▸ Directions:
Among the records below, find each line that includes the string "structure" and copy it.

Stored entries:
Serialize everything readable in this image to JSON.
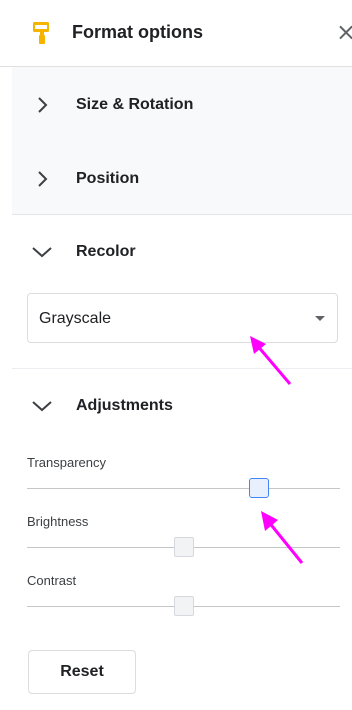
{
  "header": {
    "title": "Format options",
    "icon": "paint-roller-icon",
    "close_icon": "close-icon",
    "close_glyph": "×"
  },
  "sections": {
    "size_rotation": {
      "label": "Size & Rotation",
      "state": "collapsed"
    },
    "position": {
      "label": "Position",
      "state": "collapsed"
    },
    "recolor": {
      "label": "Recolor",
      "state": "expanded",
      "selected_option": "Grayscale"
    },
    "adjustments": {
      "label": "Adjustments",
      "state": "expanded",
      "sliders": {
        "transparency": {
          "label": "Transparency",
          "value_fraction": 0.74
        },
        "brightness": {
          "label": "Brightness",
          "value_fraction": 0.5
        },
        "contrast": {
          "label": "Contrast",
          "value_fraction": 0.5
        }
      }
    }
  },
  "reset_label": "Reset",
  "colors": {
    "accent_icon": "#f4b400",
    "slider_active_border": "#4285f4",
    "annotation_arrow": "#ff00ff",
    "collapsed_bg": "#f8f9fa"
  }
}
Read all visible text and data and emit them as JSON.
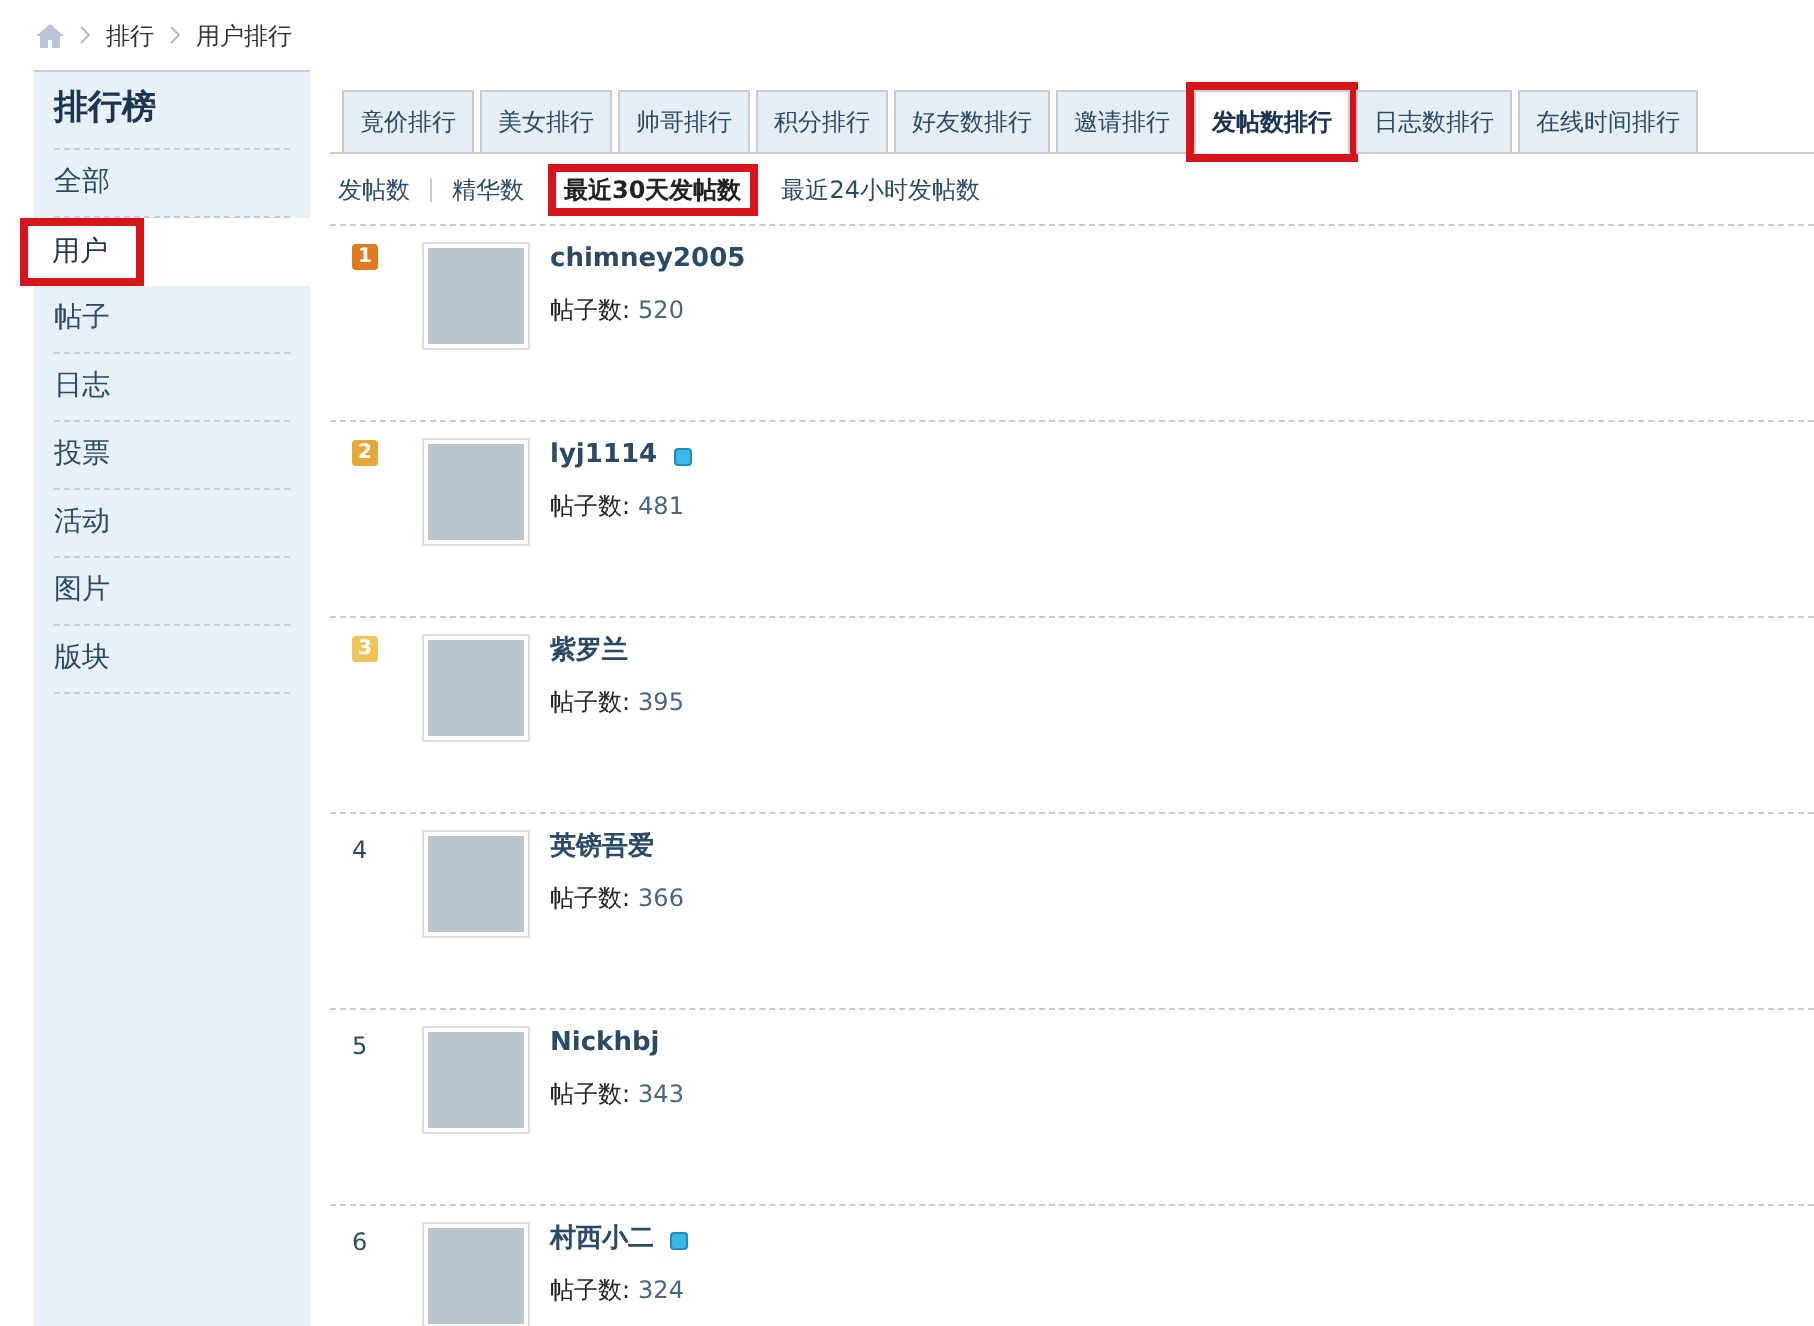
{
  "breadcrumb": [
    "排行",
    "用户排行"
  ],
  "sidebar": {
    "title": "排行榜",
    "items": [
      {
        "label": "全部",
        "selected": false,
        "highlighted": false
      },
      {
        "label": "用户",
        "selected": true,
        "highlighted": true
      },
      {
        "label": "帖子",
        "selected": false,
        "highlighted": false
      },
      {
        "label": "日志",
        "selected": false,
        "highlighted": false
      },
      {
        "label": "投票",
        "selected": false,
        "highlighted": false
      },
      {
        "label": "活动",
        "selected": false,
        "highlighted": false
      },
      {
        "label": "图片",
        "selected": false,
        "highlighted": false
      },
      {
        "label": "版块",
        "selected": false,
        "highlighted": false
      }
    ]
  },
  "tabs": [
    {
      "label": "竟价排行",
      "selected": false,
      "highlighted": false
    },
    {
      "label": "美女排行",
      "selected": false,
      "highlighted": false
    },
    {
      "label": "帅哥排行",
      "selected": false,
      "highlighted": false
    },
    {
      "label": "积分排行",
      "selected": false,
      "highlighted": false
    },
    {
      "label": "好友数排行",
      "selected": false,
      "highlighted": false
    },
    {
      "label": "邀请排行",
      "selected": false,
      "highlighted": false
    },
    {
      "label": "发帖数排行",
      "selected": true,
      "highlighted": true
    },
    {
      "label": "日志数排行",
      "selected": false,
      "highlighted": false
    },
    {
      "label": "在线时间排行",
      "selected": false,
      "highlighted": false
    }
  ],
  "subtabs": [
    {
      "label": "发帖数",
      "selected": false,
      "highlighted": false
    },
    {
      "label": "精华数",
      "selected": false,
      "highlighted": false
    },
    {
      "label": "最近30天发帖数",
      "selected": true,
      "highlighted": true
    },
    {
      "label": "最近24小时发帖数",
      "selected": false,
      "highlighted": false
    }
  ],
  "users": [
    {
      "rank": "1",
      "kind": "badge",
      "color": "#e07a1f",
      "name": "chimney2005",
      "online": false,
      "count_label": "帖子数:",
      "count": "520"
    },
    {
      "rank": "2",
      "kind": "badge",
      "color": "#e8a838",
      "name": "lyj1114",
      "online": true,
      "count_label": "帖子数:",
      "count": "481"
    },
    {
      "rank": "3",
      "kind": "badge",
      "color": "#f0c45c",
      "name": "紫罗兰",
      "online": false,
      "count_label": "帖子数:",
      "count": "395"
    },
    {
      "rank": "4",
      "kind": "plain",
      "color": "#2b4a66",
      "name": "英镑吾爱",
      "online": false,
      "count_label": "帖子数:",
      "count": "366"
    },
    {
      "rank": "5",
      "kind": "plain",
      "color": "#2b4a66",
      "name": "Nickhbj",
      "online": false,
      "count_label": "帖子数:",
      "count": "343"
    },
    {
      "rank": "6",
      "kind": "plain",
      "color": "#2b4a66",
      "name": "村西小二",
      "online": true,
      "count_label": "帖子数:",
      "count": "324"
    }
  ]
}
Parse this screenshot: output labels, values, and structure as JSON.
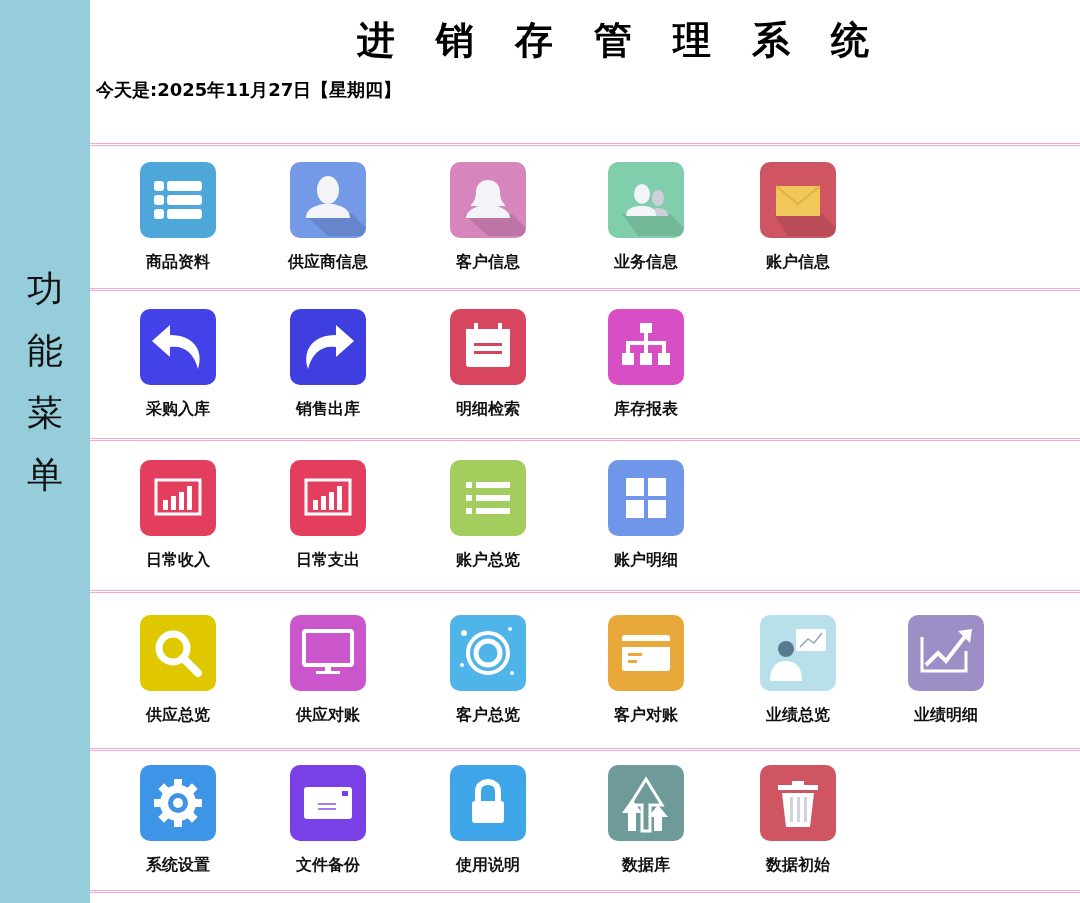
{
  "sidebar": {
    "title": "功能菜单"
  },
  "header": {
    "title": "进销存管理系统",
    "date": "今天是:2025年11月27日【星期四】"
  },
  "sections": [
    {
      "items": [
        {
          "label": "商品资料",
          "kind": "list",
          "color": "#4ea7d9"
        },
        {
          "label": "供应商信息",
          "kind": "person",
          "color": "#7499e6"
        },
        {
          "label": "客户信息",
          "kind": "woman",
          "color": "#d686bc"
        },
        {
          "label": "业务信息",
          "kind": "people",
          "color": "#80ceab"
        },
        {
          "label": "账户信息",
          "kind": "mail",
          "color": "#d05563"
        }
      ]
    },
    {
      "items": [
        {
          "label": "采购入库",
          "kind": "undo",
          "color": "#4341e8"
        },
        {
          "label": "销售出库",
          "kind": "redo",
          "color": "#3f3fe0"
        },
        {
          "label": "明细检索",
          "kind": "calendar",
          "color": "#d7465e"
        },
        {
          "label": "库存报表",
          "kind": "org",
          "color": "#d84ec4"
        }
      ]
    },
    {
      "items": [
        {
          "label": "日常收入",
          "kind": "chart",
          "color": "#e43e5f"
        },
        {
          "label": "日常支出",
          "kind": "chart",
          "color": "#e43e5f"
        },
        {
          "label": "账户总览",
          "kind": "bullets",
          "color": "#a3cd5c"
        },
        {
          "label": "账户明细",
          "kind": "grid",
          "color": "#6f96e8"
        }
      ]
    },
    {
      "items": [
        {
          "label": "供应总览",
          "kind": "search",
          "color": "#e0c800"
        },
        {
          "label": "供应对账",
          "kind": "monitor",
          "color": "#cb56cc"
        },
        {
          "label": "客户总览",
          "kind": "lifebuoy",
          "color": "#4fb5e8"
        },
        {
          "label": "客户对账",
          "kind": "card",
          "color": "#e8a83a"
        },
        {
          "label": "业绩总览",
          "kind": "presenter",
          "color": "#b7e0ea"
        },
        {
          "label": "业绩明细",
          "kind": "trend",
          "color": "#9d8fc6"
        }
      ]
    },
    {
      "items": [
        {
          "label": "系统设置",
          "kind": "gear",
          "color": "#3e95e8"
        },
        {
          "label": "文件备份",
          "kind": "envelope",
          "color": "#7a40e8"
        },
        {
          "label": "使用说明",
          "kind": "lock",
          "color": "#3ea6e8"
        },
        {
          "label": "数据库",
          "kind": "arrows",
          "color": "#6f9a9a"
        },
        {
          "label": "数据初始",
          "kind": "trash",
          "color": "#d05563"
        }
      ]
    }
  ]
}
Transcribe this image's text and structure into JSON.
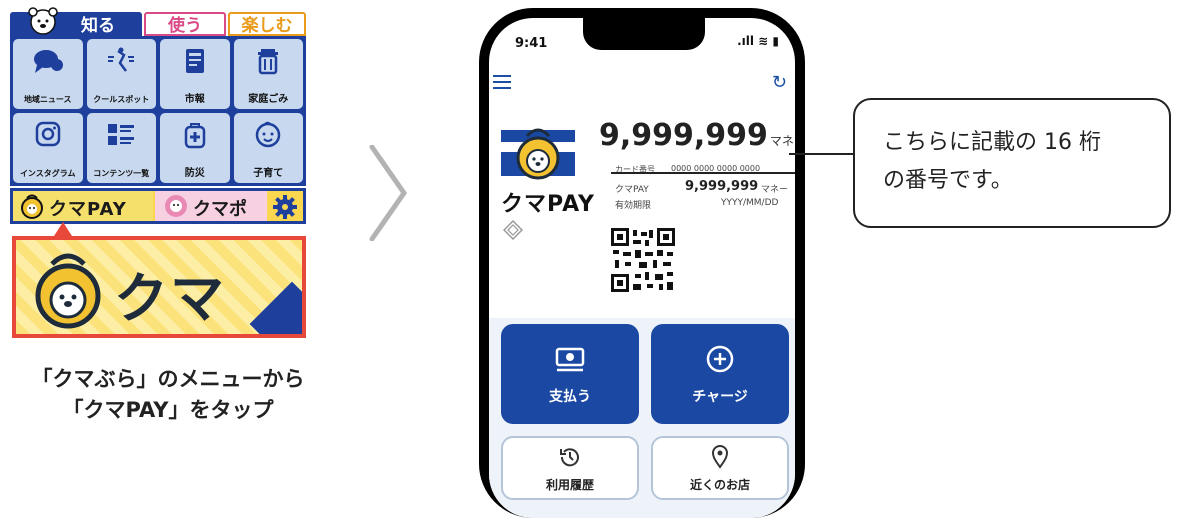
{
  "app_menu": {
    "tabs": {
      "know": "知る",
      "use": "使う",
      "enjoy": "楽しむ"
    },
    "tiles": [
      {
        "label": "地域ニュース",
        "icon": "news-bubble-icon"
      },
      {
        "label": "クールスポット",
        "icon": "cool-spot-icon"
      },
      {
        "label": "市報",
        "icon": "city-bulletin-icon"
      },
      {
        "label": "家庭ごみ",
        "icon": "trash-icon"
      },
      {
        "label": "インスタグラム",
        "icon": "instagram-icon"
      },
      {
        "label": "コンテンツ一覧",
        "icon": "list-icon"
      },
      {
        "label": "防災",
        "icon": "disaster-prevention-icon"
      },
      {
        "label": "子育て",
        "icon": "baby-icon"
      }
    ],
    "bottom_bar": {
      "pay": "クマPAY",
      "points": "クマポ"
    },
    "banner": "クマPAY",
    "caption_line1": "「クマぶら」のメニューから",
    "caption_line2": "「クマPAY」をタップ"
  },
  "phone": {
    "time": "9:41",
    "status": ".ıll ≋ ▮",
    "logo_text": "クマPAY",
    "balance": "9,999,999",
    "balance_unit": "マネー",
    "card_label": "カード番号",
    "card_number": "0000 0000 0000 0000",
    "pay_label": "クマPAY",
    "pay_value": "9,999,999",
    "pay_unit": "マネー",
    "expiry_label": "有効期限",
    "expiry_value": "YYYY/MM/DD",
    "buttons": {
      "pay": "支払う",
      "charge": "チャージ",
      "history": "利用履歴",
      "nearby": "近くのお店"
    }
  },
  "callout": {
    "line1": "こちらに記載の 16 桁",
    "line2": "の番号です。"
  },
  "colors": {
    "brand_blue": "#1e3f9c",
    "button_blue": "#1a48a3",
    "accent_red": "#e8483a",
    "yellow": "#fbd64f"
  }
}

▸ Expected output:
Parse this screenshot: output labels, values, and structure as JSON.
Transcribe this image's text and structure into JSON.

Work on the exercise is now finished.